[What needs to be done] Find all lines in the listing that include the word "title", then copy them.

* START Data records *

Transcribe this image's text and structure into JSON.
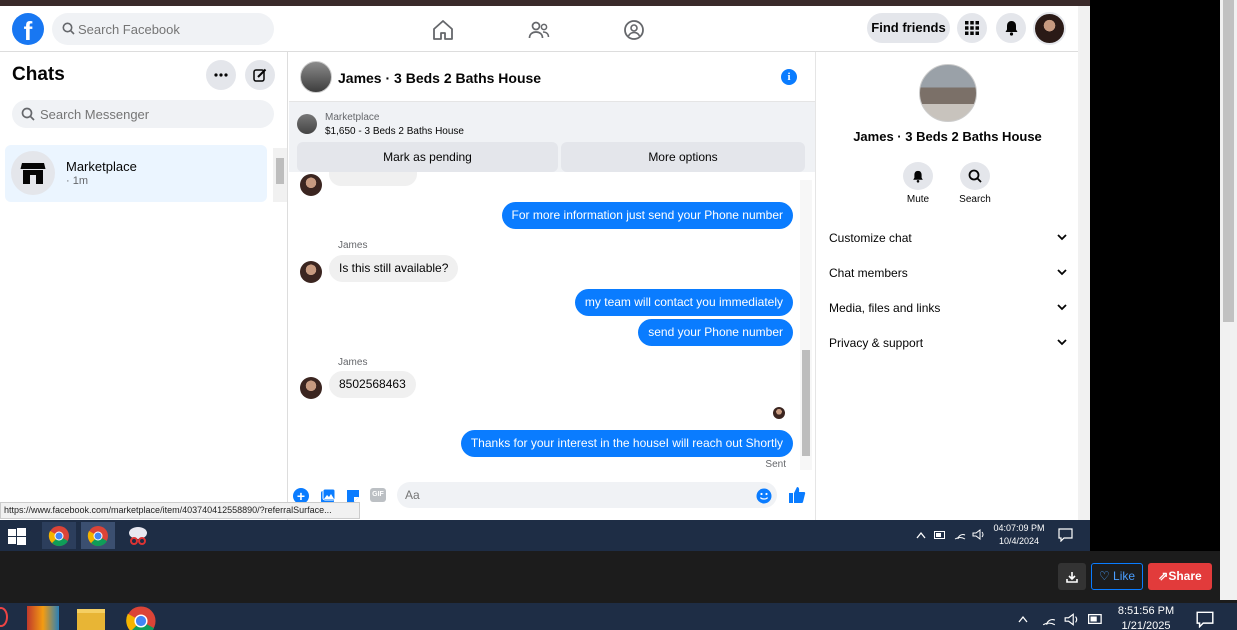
{
  "fb": {
    "search_placeholder": "Search Facebook",
    "find_friends": "Find friends"
  },
  "chats": {
    "title": "Chats",
    "search_placeholder": "Search Messenger",
    "items": [
      {
        "name": "Marketplace",
        "time": "· 1m"
      }
    ]
  },
  "conversation": {
    "title": "James · 3 Beds 2 Baths House",
    "listing_category": "Marketplace",
    "listing_price": "$1,650 - 3 Beds 2 Baths House",
    "mark_pending": "Mark as pending",
    "more_options": "More options",
    "messages": [
      {
        "text": "For more information just send your Phone number",
        "dir": "out"
      },
      {
        "sender": "James",
        "text": "Is this still available?",
        "dir": "in"
      },
      {
        "text": "my team will contact you immediately",
        "dir": "out"
      },
      {
        "text": "send your Phone number",
        "dir": "out"
      },
      {
        "sender": "James",
        "text": "8502568463",
        "dir": "in"
      },
      {
        "text": "Thanks for your interest in the houseI will reach out Shortly",
        "dir": "out"
      }
    ],
    "sent_label": "Sent",
    "composer_placeholder": "Aa"
  },
  "panel": {
    "name": "James · 3 Beds 2 Baths House",
    "mute": "Mute",
    "search": "Search",
    "rows": [
      "Customize chat",
      "Chat members",
      "Media, files and links",
      "Privacy & support"
    ]
  },
  "status_url": "https://www.facebook.com/marketplace/item/403740412558890/?referralSurface...",
  "inner_clock": {
    "time": "04:07:09 PM",
    "date": "10/4/2024"
  },
  "outer": {
    "like": "Like",
    "share": "Share",
    "time": "8:51:56 PM",
    "date": "1/21/2025"
  },
  "colors": {
    "accent": "#0a7cff",
    "fb_blue": "#1877f2",
    "share_red": "#e23b3b"
  }
}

* END Data records *

[Task solution]
    "title": "Chats",
    "title": "James · 3 Beds 2 Baths House",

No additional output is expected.